PROBLEM DETAILS:
From the listing below, extract every line containing "Heat".

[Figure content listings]
•••

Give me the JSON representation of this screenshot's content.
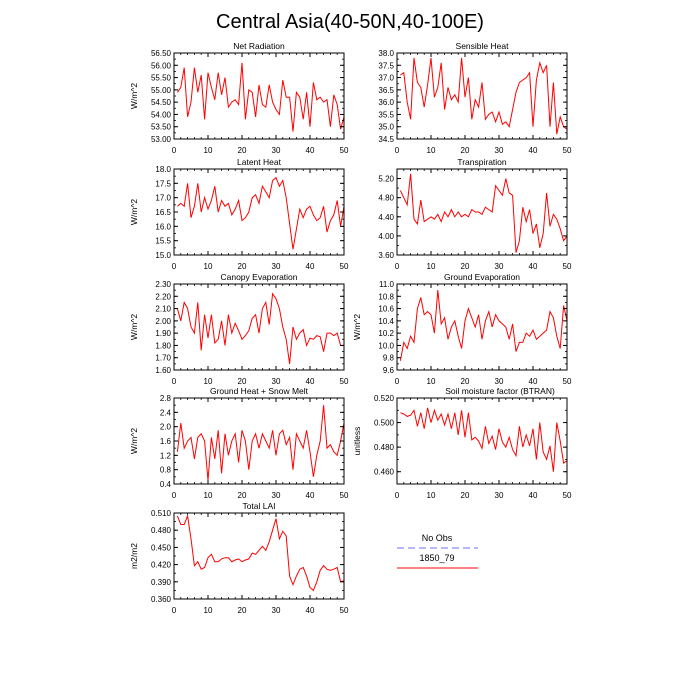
{
  "figure": {
    "title": "Central Asia(40-50N,40-100E)",
    "line_color": "#ff0000",
    "obs_color": "#8c8cff"
  },
  "legend": {
    "obs_label": "No Obs",
    "model_label": "1850_79"
  },
  "chart_data": [
    {
      "type": "line",
      "title": "Net Radiation",
      "ylabel": "W/m^2",
      "xlim": [
        0,
        50
      ],
      "ylim": [
        53.0,
        56.5
      ],
      "xticks": [
        0,
        10,
        20,
        30,
        40,
        50
      ],
      "yticks": [
        "53.00",
        "53.50",
        "54.00",
        "54.50",
        "55.00",
        "55.50",
        "56.00",
        "56.50"
      ],
      "x": [
        1,
        2,
        3,
        4,
        5,
        6,
        7,
        8,
        9,
        10,
        11,
        12,
        13,
        14,
        15,
        16,
        17,
        18,
        19,
        20,
        21,
        22,
        23,
        24,
        25,
        26,
        27,
        28,
        29,
        30,
        31,
        32,
        33,
        34,
        35,
        36,
        37,
        38,
        39,
        40,
        41,
        42,
        43,
        44,
        45,
        46,
        47,
        48,
        49,
        50
      ],
      "values": [
        54.9,
        55.1,
        55.9,
        53.9,
        54.5,
        55.9,
        54.9,
        55.6,
        53.8,
        55.7,
        55.1,
        54.6,
        55.7,
        54.8,
        55.5,
        54.3,
        54.5,
        54.6,
        54.4,
        56.1,
        53.8,
        55.0,
        54.9,
        53.9,
        55.2,
        54.4,
        54.3,
        55.2,
        54.5,
        54.2,
        54.0,
        55.4,
        54.7,
        54.7,
        53.3,
        54.9,
        54.7,
        53.8,
        54.9,
        53.5,
        55.3,
        54.6,
        54.7,
        54.5,
        54.6,
        53.5,
        54.8,
        54.4,
        53.4,
        53.9
      ]
    },
    {
      "type": "line",
      "title": "Sensible Heat",
      "ylabel": "",
      "xlim": [
        0,
        50
      ],
      "ylim": [
        34.5,
        38.0
      ],
      "xticks": [
        0,
        10,
        20,
        30,
        40,
        50
      ],
      "yticks": [
        "34.5",
        "35.0",
        "35.5",
        "36.0",
        "36.5",
        "37.0",
        "37.5",
        "38.0"
      ],
      "x": [
        1,
        2,
        3,
        4,
        5,
        6,
        7,
        8,
        9,
        10,
        11,
        12,
        13,
        14,
        15,
        16,
        17,
        18,
        19,
        20,
        21,
        22,
        23,
        24,
        25,
        26,
        27,
        28,
        29,
        30,
        31,
        32,
        33,
        34,
        35,
        36,
        37,
        38,
        39,
        40,
        41,
        42,
        43,
        44,
        45,
        46,
        47,
        48,
        49,
        50
      ],
      "values": [
        37.1,
        37.2,
        36.0,
        35.3,
        37.8,
        36.8,
        36.6,
        35.8,
        36.7,
        37.8,
        36.2,
        36.6,
        37.6,
        35.7,
        36.6,
        36.1,
        36.3,
        36.0,
        37.8,
        36.2,
        37.0,
        35.3,
        36.1,
        35.8,
        36.8,
        35.3,
        35.5,
        35.6,
        35.2,
        35.6,
        35.1,
        35.2,
        35.0,
        35.7,
        36.4,
        36.8,
        36.9,
        37.0,
        37.2,
        35.0,
        36.9,
        37.6,
        37.2,
        37.5,
        35.0,
        36.8,
        34.7,
        35.4,
        35.0,
        34.9
      ]
    },
    {
      "type": "line",
      "title": "Latent Heat",
      "ylabel": "W/m^2",
      "xlim": [
        0,
        50
      ],
      "ylim": [
        15.0,
        18.0
      ],
      "xticks": [
        0,
        10,
        20,
        30,
        40,
        50
      ],
      "yticks": [
        "15.0",
        "15.5",
        "16.0",
        "16.5",
        "17.0",
        "17.5",
        "18.0"
      ],
      "x": [
        1,
        2,
        3,
        4,
        5,
        6,
        7,
        8,
        9,
        10,
        11,
        12,
        13,
        14,
        15,
        16,
        17,
        18,
        19,
        20,
        21,
        22,
        23,
        24,
        25,
        26,
        27,
        28,
        29,
        30,
        31,
        32,
        33,
        34,
        35,
        36,
        37,
        38,
        39,
        40,
        41,
        42,
        43,
        44,
        45,
        46,
        47,
        48,
        49,
        50
      ],
      "values": [
        16.7,
        16.8,
        16.7,
        17.5,
        16.3,
        16.7,
        17.5,
        16.5,
        17.0,
        16.6,
        16.9,
        17.4,
        16.5,
        16.9,
        16.7,
        16.8,
        16.4,
        16.6,
        16.9,
        16.2,
        16.3,
        16.5,
        17.0,
        17.1,
        16.8,
        17.4,
        17.2,
        17.0,
        17.6,
        17.7,
        17.4,
        17.6,
        17.0,
        16.1,
        15.2,
        15.9,
        16.6,
        16.3,
        16.6,
        16.7,
        16.4,
        16.2,
        16.3,
        16.7,
        15.8,
        16.2,
        16.4,
        16.9,
        16.0,
        16.7
      ]
    },
    {
      "type": "line",
      "title": "Transpiration",
      "ylabel": "",
      "xlim": [
        0,
        50
      ],
      "ylim": [
        3.6,
        5.4
      ],
      "xticks": [
        0,
        10,
        20,
        30,
        40,
        50
      ],
      "yticks": [
        "3.60",
        "4.00",
        "4.40",
        "4.80",
        "5.20"
      ],
      "ytick_values": [
        3.6,
        4.0,
        4.4,
        4.8,
        5.2
      ],
      "x": [
        1,
        2,
        3,
        4,
        5,
        6,
        7,
        8,
        9,
        10,
        11,
        12,
        13,
        14,
        15,
        16,
        17,
        18,
        19,
        20,
        21,
        22,
        23,
        24,
        25,
        26,
        27,
        28,
        29,
        30,
        31,
        32,
        33,
        34,
        35,
        36,
        37,
        38,
        39,
        40,
        41,
        42,
        43,
        44,
        45,
        46,
        47,
        48,
        49,
        50
      ],
      "values": [
        4.95,
        4.8,
        4.65,
        5.3,
        4.35,
        4.25,
        4.75,
        4.3,
        4.35,
        4.4,
        4.35,
        4.45,
        4.3,
        4.5,
        4.4,
        4.55,
        4.4,
        4.5,
        4.4,
        4.45,
        4.4,
        4.55,
        4.5,
        4.5,
        4.45,
        4.6,
        4.55,
        4.5,
        5.05,
        4.95,
        4.85,
        5.2,
        4.9,
        4.85,
        3.65,
        3.9,
        4.6,
        4.3,
        4.55,
        4.05,
        4.25,
        3.75,
        4.05,
        4.9,
        4.2,
        4.45,
        4.35,
        4.15,
        3.9,
        4.0
      ]
    },
    {
      "type": "line",
      "title": "Canopy Evaporation",
      "ylabel": "W/m^2",
      "xlim": [
        0,
        50
      ],
      "ylim": [
        1.6,
        2.3
      ],
      "xticks": [
        0,
        10,
        20,
        30,
        40,
        50
      ],
      "yticks": [
        "1.60",
        "1.70",
        "1.80",
        "1.90",
        "2.00",
        "2.10",
        "2.20",
        "2.30"
      ],
      "x": [
        1,
        2,
        3,
        4,
        5,
        6,
        7,
        8,
        9,
        10,
        11,
        12,
        13,
        14,
        15,
        16,
        17,
        18,
        19,
        20,
        21,
        22,
        23,
        24,
        25,
        26,
        27,
        28,
        29,
        30,
        31,
        32,
        33,
        34,
        35,
        36,
        37,
        38,
        39,
        40,
        41,
        42,
        43,
        44,
        45,
        46,
        47,
        48,
        49,
        50
      ],
      "values": [
        2.1,
        2.0,
        2.15,
        2.1,
        1.95,
        1.9,
        2.15,
        1.76,
        2.05,
        1.86,
        2.05,
        1.82,
        1.85,
        2.0,
        1.8,
        2.05,
        1.9,
        1.98,
        1.92,
        1.85,
        1.88,
        1.92,
        2.02,
        2.05,
        1.9,
        2.1,
        2.15,
        1.97,
        2.22,
        2.18,
        2.1,
        1.95,
        1.85,
        1.65,
        1.95,
        1.85,
        1.9,
        1.93,
        1.8,
        1.86,
        1.85,
        1.88,
        1.87,
        1.75,
        1.9,
        1.9,
        1.88,
        1.9,
        1.8,
        1.8
      ]
    },
    {
      "type": "line",
      "title": "Ground Evaporation",
      "ylabel": "W/m^2",
      "xlim": [
        0,
        50
      ],
      "ylim": [
        9.6,
        11.0
      ],
      "xticks": [
        0,
        10,
        20,
        30,
        40,
        50
      ],
      "yticks": [
        "9.6",
        "9.8",
        "10.0",
        "10.2",
        "10.4",
        "10.6",
        "10.8",
        "11.0"
      ],
      "x": [
        1,
        2,
        3,
        4,
        5,
        6,
        7,
        8,
        9,
        10,
        11,
        12,
        13,
        14,
        15,
        16,
        17,
        18,
        19,
        20,
        21,
        22,
        23,
        24,
        25,
        26,
        27,
        28,
        29,
        30,
        31,
        32,
        33,
        34,
        35,
        36,
        37,
        38,
        39,
        40,
        41,
        42,
        43,
        44,
        45,
        46,
        47,
        48,
        49,
        50
      ],
      "values": [
        9.75,
        10.05,
        9.95,
        10.15,
        10.05,
        10.6,
        10.78,
        10.5,
        10.55,
        10.5,
        10.2,
        10.9,
        10.35,
        10.45,
        10.1,
        10.3,
        10.4,
        10.15,
        9.95,
        10.4,
        10.6,
        10.45,
        10.3,
        10.5,
        10.1,
        10.4,
        10.55,
        10.3,
        10.5,
        10.4,
        10.35,
        10.3,
        10.1,
        10.35,
        9.9,
        10.05,
        10.05,
        10.2,
        10.15,
        10.25,
        10.1,
        10.15,
        10.2,
        10.25,
        10.55,
        10.45,
        10.15,
        9.95,
        10.65,
        10.4
      ]
    },
    {
      "type": "line",
      "title": "Ground Heat + Snow Melt",
      "ylabel": "W/m^2",
      "xlim": [
        0,
        50
      ],
      "ylim": [
        0.4,
        2.8
      ],
      "xticks": [
        0,
        10,
        20,
        30,
        40,
        50
      ],
      "yticks": [
        "0.4",
        "0.8",
        "1.2",
        "1.6",
        "2.0",
        "2.4",
        "2.8"
      ],
      "x": [
        1,
        2,
        3,
        4,
        5,
        6,
        7,
        8,
        9,
        10,
        11,
        12,
        13,
        14,
        15,
        16,
        17,
        18,
        19,
        20,
        21,
        22,
        23,
        24,
        25,
        26,
        27,
        28,
        29,
        30,
        31,
        32,
        33,
        34,
        35,
        36,
        37,
        38,
        39,
        40,
        41,
        42,
        43,
        44,
        45,
        46,
        47,
        48,
        49,
        50
      ],
      "values": [
        1.3,
        2.1,
        1.4,
        1.6,
        1.7,
        1.1,
        1.7,
        1.8,
        1.6,
        0.5,
        1.7,
        1.1,
        1.9,
        0.7,
        1.8,
        1.2,
        1.6,
        1.8,
        1.0,
        1.9,
        1.6,
        0.8,
        1.6,
        1.8,
        1.4,
        1.8,
        1.6,
        1.4,
        1.9,
        1.2,
        1.8,
        1.9,
        1.5,
        1.7,
        0.8,
        1.8,
        1.6,
        1.4,
        1.9,
        1.3,
        0.6,
        1.2,
        1.6,
        2.6,
        1.4,
        1.5,
        1.3,
        1.2,
        1.6,
        2.1
      ]
    },
    {
      "type": "line",
      "title": "Soil moisture factor (BTRAN)",
      "ylabel": "unitless",
      "xlim": [
        0,
        50
      ],
      "ylim": [
        0.45,
        0.52
      ],
      "xticks": [
        0,
        10,
        20,
        30,
        40,
        50
      ],
      "yticks": [
        "0.460",
        "0.480",
        "0.500",
        "0.520"
      ],
      "ytick_values": [
        0.46,
        0.48,
        0.5,
        0.52
      ],
      "x": [
        1,
        2,
        3,
        4,
        5,
        6,
        7,
        8,
        9,
        10,
        11,
        12,
        13,
        14,
        15,
        16,
        17,
        18,
        19,
        20,
        21,
        22,
        23,
        24,
        25,
        26,
        27,
        28,
        29,
        30,
        31,
        32,
        33,
        34,
        35,
        36,
        37,
        38,
        39,
        40,
        41,
        42,
        43,
        44,
        45,
        46,
        47,
        48,
        49,
        50
      ],
      "values": [
        0.508,
        0.507,
        0.505,
        0.506,
        0.51,
        0.497,
        0.508,
        0.495,
        0.512,
        0.5,
        0.51,
        0.502,
        0.507,
        0.498,
        0.507,
        0.495,
        0.508,
        0.49,
        0.51,
        0.488,
        0.508,
        0.486,
        0.488,
        0.485,
        0.479,
        0.497,
        0.483,
        0.489,
        0.478,
        0.495,
        0.484,
        0.48,
        0.488,
        0.478,
        0.473,
        0.497,
        0.48,
        0.49,
        0.481,
        0.495,
        0.47,
        0.5,
        0.476,
        0.47,
        0.481,
        0.46,
        0.5,
        0.485,
        0.467,
        0.469
      ]
    },
    {
      "type": "line",
      "title": "Total LAI",
      "ylabel": "m2/m2",
      "xlim": [
        0,
        50
      ],
      "ylim": [
        0.36,
        0.51
      ],
      "xticks": [
        0,
        10,
        20,
        30,
        40,
        50
      ],
      "yticks": [
        "0.360",
        "0.390",
        "0.420",
        "0.450",
        "0.480",
        "0.510"
      ],
      "x": [
        1,
        2,
        3,
        4,
        5,
        6,
        7,
        8,
        9,
        10,
        11,
        12,
        13,
        14,
        15,
        16,
        17,
        18,
        19,
        20,
        21,
        22,
        23,
        24,
        25,
        26,
        27,
        28,
        29,
        30,
        31,
        32,
        33,
        34,
        35,
        36,
        37,
        38,
        39,
        40,
        41,
        42,
        43,
        44,
        45,
        46,
        47,
        48,
        49,
        50
      ],
      "values": [
        0.505,
        0.49,
        0.49,
        0.505,
        0.465,
        0.418,
        0.425,
        0.412,
        0.415,
        0.432,
        0.438,
        0.425,
        0.425,
        0.43,
        0.432,
        0.432,
        0.425,
        0.428,
        0.43,
        0.425,
        0.428,
        0.43,
        0.44,
        0.438,
        0.445,
        0.452,
        0.445,
        0.46,
        0.48,
        0.5,
        0.465,
        0.478,
        0.47,
        0.4,
        0.385,
        0.4,
        0.412,
        0.415,
        0.4,
        0.38,
        0.375,
        0.39,
        0.41,
        0.418,
        0.412,
        0.41,
        0.412,
        0.415,
        0.39,
        0.392
      ]
    }
  ]
}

•••

ANSWER FOR THIS EXERCISE:
      "title": "Sensible Heat",
      "title": "Latent Heat",
      "title": "Ground Heat + Snow Melt",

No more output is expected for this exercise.